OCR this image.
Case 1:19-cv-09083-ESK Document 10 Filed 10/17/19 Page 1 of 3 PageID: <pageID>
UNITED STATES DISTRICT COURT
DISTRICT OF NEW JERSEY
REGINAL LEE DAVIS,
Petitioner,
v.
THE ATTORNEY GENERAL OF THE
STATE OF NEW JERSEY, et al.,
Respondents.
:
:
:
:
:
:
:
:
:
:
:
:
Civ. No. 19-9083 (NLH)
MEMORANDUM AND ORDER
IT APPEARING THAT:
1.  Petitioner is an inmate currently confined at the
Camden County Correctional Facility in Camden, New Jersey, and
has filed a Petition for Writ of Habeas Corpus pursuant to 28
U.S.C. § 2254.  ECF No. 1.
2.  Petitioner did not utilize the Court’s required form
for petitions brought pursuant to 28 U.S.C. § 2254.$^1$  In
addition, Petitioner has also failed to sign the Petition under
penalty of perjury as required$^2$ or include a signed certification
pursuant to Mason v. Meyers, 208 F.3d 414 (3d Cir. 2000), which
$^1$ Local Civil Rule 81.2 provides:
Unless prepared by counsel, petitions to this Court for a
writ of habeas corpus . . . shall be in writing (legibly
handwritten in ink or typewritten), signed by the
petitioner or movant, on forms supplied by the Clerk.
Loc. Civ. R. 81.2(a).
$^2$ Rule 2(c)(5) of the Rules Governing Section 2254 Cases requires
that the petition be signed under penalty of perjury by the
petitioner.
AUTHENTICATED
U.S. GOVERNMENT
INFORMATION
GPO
----------------------------------------
EXERCISE AIM - Reproduce the material exactly, with every line intact.

SOLUTION FOR THIS PROBLEM -
OCR this image.
Case 1:19-cv-09083-ESK Document 10 Filed 10/17/19 Page 1 of 3 PageID: <pageID>
UNITED STATES DISTRICT COURT
DISTRICT OF NEW JERSEY
REGINAL LEE DAVIS,
Petitioner,
v.
THE ATTORNEY GENERAL OF THE
STATE OF NEW JERSEY, et al.,
Respondents.
:
:
:
:
:
:
:
:
:
:
:
:
Civ. No. 19-9083 (NLH)
MEMORANDUM AND ORDER
IT APPEARING THAT:
1.  Petitioner is an inmate currently confined at the
Camden County Correctional Facility in Camden, New Jersey, and
has filed a Petition for Writ of Habeas Corpus pursuant to 28
U.S.C. § 2254.  ECF No. 1.
2.  Petitioner did not utilize the Court’s required form
for petitions brought pursuant to 28 U.S.C. § 2254.$^1$  In
addition, Petitioner has also failed to sign the Petition under
penalty of perjury as required$^2$ or include a signed certification
pursuant to Mason v. Meyers, 208 F.3d 414 (3d Cir. 2000), which
$^1$ Local Civil Rule 81.2 provides:
Unless prepared by counsel, petitions to this Court for a
writ of habeas corpus . . . shall be in writing (legibly
handwritten in ink or typewritten), signed by the
petitioner or movant, on forms supplied by the Clerk.
Loc. Civ. R. 81.2(a).
$^2$ Rule 2(c)(5) of the Rules Governing Section 2254 Cases requires
that the petition be signed under penalty of perjury by the
petitioner.
AUTHENTICATED
U.S. GOVERNMENT
INFORMATION
GPO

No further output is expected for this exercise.